WHAT YOU WILL DO.
Scan the lines below; pull out those with "manager".
>> Begin GIVEN RECORDS
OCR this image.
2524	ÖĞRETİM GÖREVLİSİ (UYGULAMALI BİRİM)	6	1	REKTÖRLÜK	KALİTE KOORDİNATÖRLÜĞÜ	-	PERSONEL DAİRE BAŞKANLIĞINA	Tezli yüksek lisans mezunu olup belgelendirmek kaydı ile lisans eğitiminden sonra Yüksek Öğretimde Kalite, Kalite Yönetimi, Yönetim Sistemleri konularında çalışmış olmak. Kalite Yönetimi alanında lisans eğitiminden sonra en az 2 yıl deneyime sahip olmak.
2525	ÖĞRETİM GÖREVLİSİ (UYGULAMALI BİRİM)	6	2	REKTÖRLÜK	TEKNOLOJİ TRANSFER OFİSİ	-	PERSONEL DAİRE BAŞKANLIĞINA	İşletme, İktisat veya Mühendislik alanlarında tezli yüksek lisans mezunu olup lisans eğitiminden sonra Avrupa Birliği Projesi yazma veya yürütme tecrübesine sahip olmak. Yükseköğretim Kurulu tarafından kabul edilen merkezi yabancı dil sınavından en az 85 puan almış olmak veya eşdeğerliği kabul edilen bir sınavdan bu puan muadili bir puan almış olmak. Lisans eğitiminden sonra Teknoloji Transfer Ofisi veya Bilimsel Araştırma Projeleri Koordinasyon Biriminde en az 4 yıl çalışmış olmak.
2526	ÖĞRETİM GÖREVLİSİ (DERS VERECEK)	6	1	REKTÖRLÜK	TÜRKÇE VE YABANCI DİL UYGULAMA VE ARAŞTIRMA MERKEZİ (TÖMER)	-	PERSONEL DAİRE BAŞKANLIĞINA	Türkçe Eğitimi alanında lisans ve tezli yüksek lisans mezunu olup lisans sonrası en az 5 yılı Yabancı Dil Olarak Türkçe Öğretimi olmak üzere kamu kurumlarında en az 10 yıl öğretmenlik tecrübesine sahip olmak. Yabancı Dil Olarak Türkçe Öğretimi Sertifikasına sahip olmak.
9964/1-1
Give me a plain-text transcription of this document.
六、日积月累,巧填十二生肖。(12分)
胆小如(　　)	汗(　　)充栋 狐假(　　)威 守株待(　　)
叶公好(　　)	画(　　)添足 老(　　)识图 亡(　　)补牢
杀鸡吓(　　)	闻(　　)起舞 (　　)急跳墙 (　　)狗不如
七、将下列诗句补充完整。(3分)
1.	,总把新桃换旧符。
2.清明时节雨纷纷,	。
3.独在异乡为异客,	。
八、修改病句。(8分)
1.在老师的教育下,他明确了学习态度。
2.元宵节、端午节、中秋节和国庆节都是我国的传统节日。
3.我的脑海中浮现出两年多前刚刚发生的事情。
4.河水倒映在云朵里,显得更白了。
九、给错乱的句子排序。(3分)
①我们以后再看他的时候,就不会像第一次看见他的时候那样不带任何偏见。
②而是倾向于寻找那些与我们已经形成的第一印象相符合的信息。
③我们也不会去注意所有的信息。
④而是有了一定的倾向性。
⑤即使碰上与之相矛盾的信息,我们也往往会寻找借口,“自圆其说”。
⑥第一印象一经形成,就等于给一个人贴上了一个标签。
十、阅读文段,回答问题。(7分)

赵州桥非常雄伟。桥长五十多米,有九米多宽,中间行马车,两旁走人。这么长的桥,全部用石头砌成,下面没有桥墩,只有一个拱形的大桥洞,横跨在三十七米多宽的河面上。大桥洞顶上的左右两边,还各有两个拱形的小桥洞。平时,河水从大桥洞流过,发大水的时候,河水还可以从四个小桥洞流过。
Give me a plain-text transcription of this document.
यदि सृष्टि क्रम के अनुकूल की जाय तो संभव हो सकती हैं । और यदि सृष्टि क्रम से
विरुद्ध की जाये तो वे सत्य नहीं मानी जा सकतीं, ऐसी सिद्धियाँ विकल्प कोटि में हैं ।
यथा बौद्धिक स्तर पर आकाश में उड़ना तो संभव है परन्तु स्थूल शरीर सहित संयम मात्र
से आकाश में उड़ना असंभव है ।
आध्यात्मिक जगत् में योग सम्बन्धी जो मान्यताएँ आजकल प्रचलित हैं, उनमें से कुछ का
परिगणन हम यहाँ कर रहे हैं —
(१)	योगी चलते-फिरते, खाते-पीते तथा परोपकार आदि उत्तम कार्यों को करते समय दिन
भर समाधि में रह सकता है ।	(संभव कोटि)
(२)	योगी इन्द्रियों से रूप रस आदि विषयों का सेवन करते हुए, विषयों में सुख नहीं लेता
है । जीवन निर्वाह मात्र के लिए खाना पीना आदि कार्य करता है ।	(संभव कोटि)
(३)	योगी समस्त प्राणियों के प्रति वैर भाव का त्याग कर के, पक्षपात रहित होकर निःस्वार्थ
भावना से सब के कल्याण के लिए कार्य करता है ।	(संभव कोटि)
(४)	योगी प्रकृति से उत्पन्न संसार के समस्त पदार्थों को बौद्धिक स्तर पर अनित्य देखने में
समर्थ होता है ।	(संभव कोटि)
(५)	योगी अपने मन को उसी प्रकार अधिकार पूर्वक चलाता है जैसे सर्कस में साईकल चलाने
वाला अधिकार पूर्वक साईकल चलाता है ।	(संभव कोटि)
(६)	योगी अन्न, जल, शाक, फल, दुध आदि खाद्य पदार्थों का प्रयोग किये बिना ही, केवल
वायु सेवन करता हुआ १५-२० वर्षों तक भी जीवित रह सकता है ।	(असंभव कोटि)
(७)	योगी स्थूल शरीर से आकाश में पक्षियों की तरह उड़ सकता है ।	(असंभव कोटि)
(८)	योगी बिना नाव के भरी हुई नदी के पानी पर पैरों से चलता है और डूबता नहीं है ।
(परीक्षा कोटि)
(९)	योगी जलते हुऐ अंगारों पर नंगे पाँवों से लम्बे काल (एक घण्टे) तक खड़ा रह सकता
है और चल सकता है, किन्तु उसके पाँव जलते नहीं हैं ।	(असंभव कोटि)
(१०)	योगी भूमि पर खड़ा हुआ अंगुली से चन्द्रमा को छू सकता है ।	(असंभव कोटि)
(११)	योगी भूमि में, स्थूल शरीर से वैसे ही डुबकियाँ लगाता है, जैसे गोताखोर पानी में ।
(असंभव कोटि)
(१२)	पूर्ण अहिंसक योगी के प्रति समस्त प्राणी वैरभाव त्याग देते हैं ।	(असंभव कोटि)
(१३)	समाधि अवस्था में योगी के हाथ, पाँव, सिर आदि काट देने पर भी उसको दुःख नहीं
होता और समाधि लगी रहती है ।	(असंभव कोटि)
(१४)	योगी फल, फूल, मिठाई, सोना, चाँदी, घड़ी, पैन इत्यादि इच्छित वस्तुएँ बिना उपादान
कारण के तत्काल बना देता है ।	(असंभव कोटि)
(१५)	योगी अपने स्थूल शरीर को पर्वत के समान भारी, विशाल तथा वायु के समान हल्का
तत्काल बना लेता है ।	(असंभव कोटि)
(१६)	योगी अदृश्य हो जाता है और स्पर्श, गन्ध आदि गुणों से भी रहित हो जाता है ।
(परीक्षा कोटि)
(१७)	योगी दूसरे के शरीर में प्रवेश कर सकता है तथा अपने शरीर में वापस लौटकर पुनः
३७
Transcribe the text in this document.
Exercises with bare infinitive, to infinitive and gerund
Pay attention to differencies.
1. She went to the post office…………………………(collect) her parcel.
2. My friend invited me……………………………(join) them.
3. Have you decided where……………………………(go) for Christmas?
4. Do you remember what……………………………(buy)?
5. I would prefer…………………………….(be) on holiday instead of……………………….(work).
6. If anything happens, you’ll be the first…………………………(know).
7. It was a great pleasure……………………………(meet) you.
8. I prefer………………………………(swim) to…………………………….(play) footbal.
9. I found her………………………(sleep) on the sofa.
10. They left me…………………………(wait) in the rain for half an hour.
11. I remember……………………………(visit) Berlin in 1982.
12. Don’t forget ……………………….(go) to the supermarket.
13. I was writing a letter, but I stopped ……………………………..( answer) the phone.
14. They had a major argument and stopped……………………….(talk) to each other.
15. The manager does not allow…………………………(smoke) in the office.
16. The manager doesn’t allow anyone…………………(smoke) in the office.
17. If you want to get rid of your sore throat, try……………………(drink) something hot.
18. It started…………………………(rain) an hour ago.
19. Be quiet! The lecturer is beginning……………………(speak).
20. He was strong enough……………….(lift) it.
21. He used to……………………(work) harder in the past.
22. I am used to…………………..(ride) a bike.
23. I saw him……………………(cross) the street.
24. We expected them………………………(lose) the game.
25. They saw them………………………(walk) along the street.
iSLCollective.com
>> End GIVEN RECORDS
WRITTEN ANSWER.
15. The manager does not allow…………………………(smoke) in the office.
16. The manager doesn’t allow anyone…………………(smoke) in the office.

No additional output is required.